Dataset records
• • • • • • •

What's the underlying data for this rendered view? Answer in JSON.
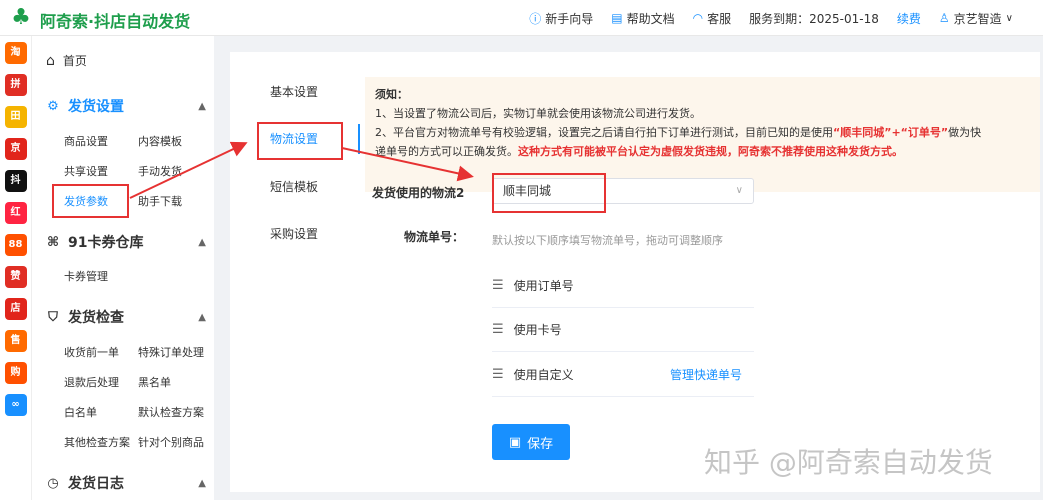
{
  "app": {
    "title": "阿奇索·抖店自动发货",
    "logo_icon": "logo-icon"
  },
  "topnav": {
    "guide": "新手向导",
    "docs": "帮助文档",
    "service": "客服",
    "expiry": "服务到期：2025-01-18",
    "renew": "续费",
    "user": "京艺智造"
  },
  "rail": {
    "apps": [
      {
        "label": "淘",
        "color": "#ff6a00"
      },
      {
        "label": "拼",
        "color": "#e02e24"
      },
      {
        "label": "田",
        "color": "#f5b400"
      },
      {
        "label": "京",
        "color": "#e1251b"
      },
      {
        "label": "抖",
        "color": "#111111"
      },
      {
        "label": "红",
        "color": "#ff2442"
      },
      {
        "label": "88",
        "color": "#ff5000"
      },
      {
        "label": "赞",
        "color": "#e02e24"
      },
      {
        "label": "店",
        "color": "#e1251b"
      },
      {
        "label": "售",
        "color": "#ff6a00"
      },
      {
        "label": "购",
        "color": "#ff5000"
      },
      {
        "label": "∞",
        "color": "#1890ff"
      }
    ]
  },
  "sidebar": {
    "home": "首页",
    "sec1": {
      "title": "发货设置",
      "items": [
        "商品设置",
        "内容模板",
        "共享设置",
        "手动发货",
        "发货参数",
        "助手下载"
      ]
    },
    "sec2": {
      "title": "91卡券仓库",
      "items": [
        "卡券管理"
      ]
    },
    "sec3": {
      "title": "发货检查",
      "items": [
        "收货前一单",
        "特殊订单处理",
        "退款后处理",
        "黑名单",
        "白名单",
        "默认检查方案",
        "其他检查方案",
        "针对个别商品"
      ]
    },
    "sec4": {
      "title": "发货日志"
    }
  },
  "tabs": [
    "基本设置",
    "物流设置",
    "短信模板",
    "采购设置"
  ],
  "notice": {
    "title": "须知：",
    "line1": "1、当设置了物流公司后，实物订单就会使用该物流公司进行发货。",
    "line2a": "2、平台官方对物流单号有校验逻辑，设置完之后请自行拍下订单进行测试，目前已知的是使用",
    "line2b": "“顺丰同城”+“订单号”",
    "line2c": "做为快",
    "line3a": "递单号的方式可以正确发货。",
    "line3b": "这种方式有可能被平台认定为虚假发货违规，阿奇索不推荐使用这种发货方式。"
  },
  "form": {
    "carrier_label": "发货使用的物流2",
    "carrier_value": "顺丰同城",
    "tracking_label": "物流单号：",
    "tracking_hint": "默认按以下顺序填写物流单号，拖动可调整顺序",
    "options": [
      {
        "label": "使用订单号",
        "link": ""
      },
      {
        "label": "使用卡号",
        "link": ""
      },
      {
        "label": "使用自定义",
        "link": "管理快递单号"
      }
    ],
    "save": "保存"
  },
  "watermark": "知乎 @阿奇索自动发货"
}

• • • • • • •

Work to do: All the records need to be repeated exactly, with the images dropped.

Response to this task:
What's the underlying data for this rendered view? Answer in JSON.
{
  "app": {
    "title": "阿奇索·抖店自动发货",
    "logo_icon": "logo-icon"
  },
  "topnav": {
    "guide": "新手向导",
    "docs": "帮助文档",
    "service": "客服",
    "expiry": "服务到期：2025-01-18",
    "renew": "续费",
    "user": "京艺智造"
  },
  "rail": {
    "apps": [
      {
        "label": "淘",
        "color": "#ff6a00"
      },
      {
        "label": "拼",
        "color": "#e02e24"
      },
      {
        "label": "田",
        "color": "#f5b400"
      },
      {
        "label": "京",
        "color": "#e1251b"
      },
      {
        "label": "抖",
        "color": "#111111"
      },
      {
        "label": "红",
        "color": "#ff2442"
      },
      {
        "label": "88",
        "color": "#ff5000"
      },
      {
        "label": "赞",
        "color": "#e02e24"
      },
      {
        "label": "店",
        "color": "#e1251b"
      },
      {
        "label": "售",
        "color": "#ff6a00"
      },
      {
        "label": "购",
        "color": "#ff5000"
      },
      {
        "label": "∞",
        "color": "#1890ff"
      }
    ]
  },
  "sidebar": {
    "home": "首页",
    "sec1": {
      "title": "发货设置",
      "items": [
        "商品设置",
        "内容模板",
        "共享设置",
        "手动发货",
        "发货参数",
        "助手下载"
      ]
    },
    "sec2": {
      "title": "91卡券仓库",
      "items": [
        "卡券管理"
      ]
    },
    "sec3": {
      "title": "发货检查",
      "items": [
        "收货前一单",
        "特殊订单处理",
        "退款后处理",
        "黑名单",
        "白名单",
        "默认检查方案",
        "其他检查方案",
        "针对个别商品"
      ]
    },
    "sec4": {
      "title": "发货日志"
    }
  },
  "tabs": [
    "基本设置",
    "物流设置",
    "短信模板",
    "采购设置"
  ],
  "notice": {
    "title": "须知：",
    "line1": "1、当设置了物流公司后，实物订单就会使用该物流公司进行发货。",
    "line2a": "2、平台官方对物流单号有校验逻辑，设置完之后请自行拍下订单进行测试，目前已知的是使用",
    "line2b": "“顺丰同城”+“订单号”",
    "line2c": "做为快",
    "line3a": "递单号的方式可以正确发货。",
    "line3b": "这种方式有可能被平台认定为虚假发货违规，阿奇索不推荐使用这种发货方式。"
  },
  "form": {
    "carrier_label": "发货使用的物流2",
    "carrier_value": "顺丰同城",
    "tracking_label": "物流单号：",
    "tracking_hint": "默认按以下顺序填写物流单号，拖动可调整顺序",
    "options": [
      {
        "label": "使用订单号",
        "link": ""
      },
      {
        "label": "使用卡号",
        "link": ""
      },
      {
        "label": "使用自定义",
        "link": "管理快递单号"
      }
    ],
    "save": "保存"
  },
  "watermark": "知乎 @阿奇索自动发货"
}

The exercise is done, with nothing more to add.